Output each line exactly as it appears, skipping any embedded picture.
[DATA TO USE start]
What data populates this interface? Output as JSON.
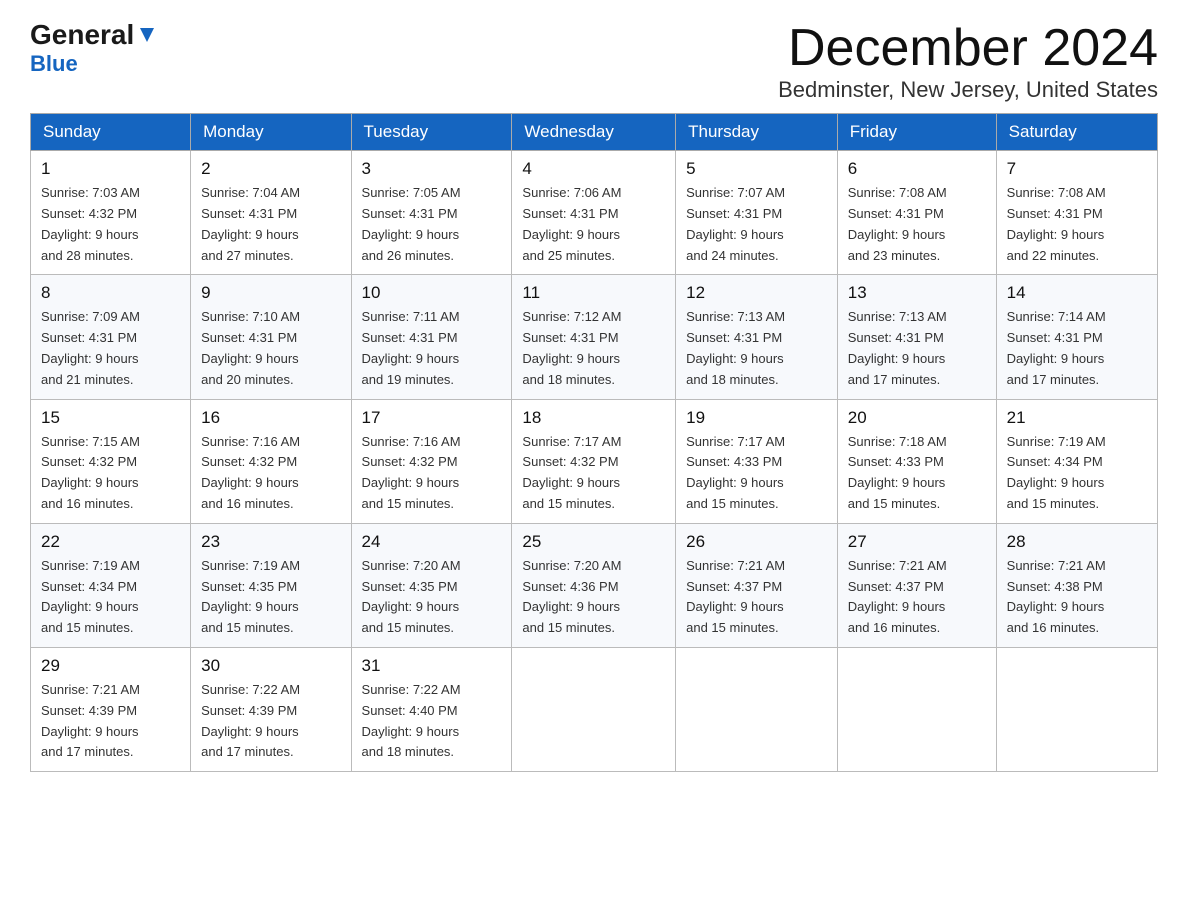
{
  "header": {
    "logo_general": "General",
    "logo_blue": "Blue",
    "month_title": "December 2024",
    "location": "Bedminster, New Jersey, United States"
  },
  "weekdays": [
    "Sunday",
    "Monday",
    "Tuesday",
    "Wednesday",
    "Thursday",
    "Friday",
    "Saturday"
  ],
  "weeks": [
    [
      {
        "day": "1",
        "sunrise": "7:03 AM",
        "sunset": "4:32 PM",
        "daylight": "9 hours and 28 minutes."
      },
      {
        "day": "2",
        "sunrise": "7:04 AM",
        "sunset": "4:31 PM",
        "daylight": "9 hours and 27 minutes."
      },
      {
        "day": "3",
        "sunrise": "7:05 AM",
        "sunset": "4:31 PM",
        "daylight": "9 hours and 26 minutes."
      },
      {
        "day": "4",
        "sunrise": "7:06 AM",
        "sunset": "4:31 PM",
        "daylight": "9 hours and 25 minutes."
      },
      {
        "day": "5",
        "sunrise": "7:07 AM",
        "sunset": "4:31 PM",
        "daylight": "9 hours and 24 minutes."
      },
      {
        "day": "6",
        "sunrise": "7:08 AM",
        "sunset": "4:31 PM",
        "daylight": "9 hours and 23 minutes."
      },
      {
        "day": "7",
        "sunrise": "7:08 AM",
        "sunset": "4:31 PM",
        "daylight": "9 hours and 22 minutes."
      }
    ],
    [
      {
        "day": "8",
        "sunrise": "7:09 AM",
        "sunset": "4:31 PM",
        "daylight": "9 hours and 21 minutes."
      },
      {
        "day": "9",
        "sunrise": "7:10 AM",
        "sunset": "4:31 PM",
        "daylight": "9 hours and 20 minutes."
      },
      {
        "day": "10",
        "sunrise": "7:11 AM",
        "sunset": "4:31 PM",
        "daylight": "9 hours and 19 minutes."
      },
      {
        "day": "11",
        "sunrise": "7:12 AM",
        "sunset": "4:31 PM",
        "daylight": "9 hours and 18 minutes."
      },
      {
        "day": "12",
        "sunrise": "7:13 AM",
        "sunset": "4:31 PM",
        "daylight": "9 hours and 18 minutes."
      },
      {
        "day": "13",
        "sunrise": "7:13 AM",
        "sunset": "4:31 PM",
        "daylight": "9 hours and 17 minutes."
      },
      {
        "day": "14",
        "sunrise": "7:14 AM",
        "sunset": "4:31 PM",
        "daylight": "9 hours and 17 minutes."
      }
    ],
    [
      {
        "day": "15",
        "sunrise": "7:15 AM",
        "sunset": "4:32 PM",
        "daylight": "9 hours and 16 minutes."
      },
      {
        "day": "16",
        "sunrise": "7:16 AM",
        "sunset": "4:32 PM",
        "daylight": "9 hours and 16 minutes."
      },
      {
        "day": "17",
        "sunrise": "7:16 AM",
        "sunset": "4:32 PM",
        "daylight": "9 hours and 15 minutes."
      },
      {
        "day": "18",
        "sunrise": "7:17 AM",
        "sunset": "4:32 PM",
        "daylight": "9 hours and 15 minutes."
      },
      {
        "day": "19",
        "sunrise": "7:17 AM",
        "sunset": "4:33 PM",
        "daylight": "9 hours and 15 minutes."
      },
      {
        "day": "20",
        "sunrise": "7:18 AM",
        "sunset": "4:33 PM",
        "daylight": "9 hours and 15 minutes."
      },
      {
        "day": "21",
        "sunrise": "7:19 AM",
        "sunset": "4:34 PM",
        "daylight": "9 hours and 15 minutes."
      }
    ],
    [
      {
        "day": "22",
        "sunrise": "7:19 AM",
        "sunset": "4:34 PM",
        "daylight": "9 hours and 15 minutes."
      },
      {
        "day": "23",
        "sunrise": "7:19 AM",
        "sunset": "4:35 PM",
        "daylight": "9 hours and 15 minutes."
      },
      {
        "day": "24",
        "sunrise": "7:20 AM",
        "sunset": "4:35 PM",
        "daylight": "9 hours and 15 minutes."
      },
      {
        "day": "25",
        "sunrise": "7:20 AM",
        "sunset": "4:36 PM",
        "daylight": "9 hours and 15 minutes."
      },
      {
        "day": "26",
        "sunrise": "7:21 AM",
        "sunset": "4:37 PM",
        "daylight": "9 hours and 15 minutes."
      },
      {
        "day": "27",
        "sunrise": "7:21 AM",
        "sunset": "4:37 PM",
        "daylight": "9 hours and 16 minutes."
      },
      {
        "day": "28",
        "sunrise": "7:21 AM",
        "sunset": "4:38 PM",
        "daylight": "9 hours and 16 minutes."
      }
    ],
    [
      {
        "day": "29",
        "sunrise": "7:21 AM",
        "sunset": "4:39 PM",
        "daylight": "9 hours and 17 minutes."
      },
      {
        "day": "30",
        "sunrise": "7:22 AM",
        "sunset": "4:39 PM",
        "daylight": "9 hours and 17 minutes."
      },
      {
        "day": "31",
        "sunrise": "7:22 AM",
        "sunset": "4:40 PM",
        "daylight": "9 hours and 18 minutes."
      },
      null,
      null,
      null,
      null
    ]
  ],
  "labels": {
    "sunrise": "Sunrise:",
    "sunset": "Sunset:",
    "daylight": "Daylight:"
  }
}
[DATA TO USE end]
EXERCISE SOLUTION —
What data populates this interface? Output as JSON.
{
  "header": {
    "logo_general": "General",
    "logo_blue": "Blue",
    "month_title": "December 2024",
    "location": "Bedminster, New Jersey, United States"
  },
  "weekdays": [
    "Sunday",
    "Monday",
    "Tuesday",
    "Wednesday",
    "Thursday",
    "Friday",
    "Saturday"
  ],
  "weeks": [
    [
      {
        "day": "1",
        "sunrise": "7:03 AM",
        "sunset": "4:32 PM",
        "daylight": "9 hours and 28 minutes."
      },
      {
        "day": "2",
        "sunrise": "7:04 AM",
        "sunset": "4:31 PM",
        "daylight": "9 hours and 27 minutes."
      },
      {
        "day": "3",
        "sunrise": "7:05 AM",
        "sunset": "4:31 PM",
        "daylight": "9 hours and 26 minutes."
      },
      {
        "day": "4",
        "sunrise": "7:06 AM",
        "sunset": "4:31 PM",
        "daylight": "9 hours and 25 minutes."
      },
      {
        "day": "5",
        "sunrise": "7:07 AM",
        "sunset": "4:31 PM",
        "daylight": "9 hours and 24 minutes."
      },
      {
        "day": "6",
        "sunrise": "7:08 AM",
        "sunset": "4:31 PM",
        "daylight": "9 hours and 23 minutes."
      },
      {
        "day": "7",
        "sunrise": "7:08 AM",
        "sunset": "4:31 PM",
        "daylight": "9 hours and 22 minutes."
      }
    ],
    [
      {
        "day": "8",
        "sunrise": "7:09 AM",
        "sunset": "4:31 PM",
        "daylight": "9 hours and 21 minutes."
      },
      {
        "day": "9",
        "sunrise": "7:10 AM",
        "sunset": "4:31 PM",
        "daylight": "9 hours and 20 minutes."
      },
      {
        "day": "10",
        "sunrise": "7:11 AM",
        "sunset": "4:31 PM",
        "daylight": "9 hours and 19 minutes."
      },
      {
        "day": "11",
        "sunrise": "7:12 AM",
        "sunset": "4:31 PM",
        "daylight": "9 hours and 18 minutes."
      },
      {
        "day": "12",
        "sunrise": "7:13 AM",
        "sunset": "4:31 PM",
        "daylight": "9 hours and 18 minutes."
      },
      {
        "day": "13",
        "sunrise": "7:13 AM",
        "sunset": "4:31 PM",
        "daylight": "9 hours and 17 minutes."
      },
      {
        "day": "14",
        "sunrise": "7:14 AM",
        "sunset": "4:31 PM",
        "daylight": "9 hours and 17 minutes."
      }
    ],
    [
      {
        "day": "15",
        "sunrise": "7:15 AM",
        "sunset": "4:32 PM",
        "daylight": "9 hours and 16 minutes."
      },
      {
        "day": "16",
        "sunrise": "7:16 AM",
        "sunset": "4:32 PM",
        "daylight": "9 hours and 16 minutes."
      },
      {
        "day": "17",
        "sunrise": "7:16 AM",
        "sunset": "4:32 PM",
        "daylight": "9 hours and 15 minutes."
      },
      {
        "day": "18",
        "sunrise": "7:17 AM",
        "sunset": "4:32 PM",
        "daylight": "9 hours and 15 minutes."
      },
      {
        "day": "19",
        "sunrise": "7:17 AM",
        "sunset": "4:33 PM",
        "daylight": "9 hours and 15 minutes."
      },
      {
        "day": "20",
        "sunrise": "7:18 AM",
        "sunset": "4:33 PM",
        "daylight": "9 hours and 15 minutes."
      },
      {
        "day": "21",
        "sunrise": "7:19 AM",
        "sunset": "4:34 PM",
        "daylight": "9 hours and 15 minutes."
      }
    ],
    [
      {
        "day": "22",
        "sunrise": "7:19 AM",
        "sunset": "4:34 PM",
        "daylight": "9 hours and 15 minutes."
      },
      {
        "day": "23",
        "sunrise": "7:19 AM",
        "sunset": "4:35 PM",
        "daylight": "9 hours and 15 minutes."
      },
      {
        "day": "24",
        "sunrise": "7:20 AM",
        "sunset": "4:35 PM",
        "daylight": "9 hours and 15 minutes."
      },
      {
        "day": "25",
        "sunrise": "7:20 AM",
        "sunset": "4:36 PM",
        "daylight": "9 hours and 15 minutes."
      },
      {
        "day": "26",
        "sunrise": "7:21 AM",
        "sunset": "4:37 PM",
        "daylight": "9 hours and 15 minutes."
      },
      {
        "day": "27",
        "sunrise": "7:21 AM",
        "sunset": "4:37 PM",
        "daylight": "9 hours and 16 minutes."
      },
      {
        "day": "28",
        "sunrise": "7:21 AM",
        "sunset": "4:38 PM",
        "daylight": "9 hours and 16 minutes."
      }
    ],
    [
      {
        "day": "29",
        "sunrise": "7:21 AM",
        "sunset": "4:39 PM",
        "daylight": "9 hours and 17 minutes."
      },
      {
        "day": "30",
        "sunrise": "7:22 AM",
        "sunset": "4:39 PM",
        "daylight": "9 hours and 17 minutes."
      },
      {
        "day": "31",
        "sunrise": "7:22 AM",
        "sunset": "4:40 PM",
        "daylight": "9 hours and 18 minutes."
      },
      null,
      null,
      null,
      null
    ]
  ],
  "labels": {
    "sunrise": "Sunrise:",
    "sunset": "Sunset:",
    "daylight": "Daylight:"
  }
}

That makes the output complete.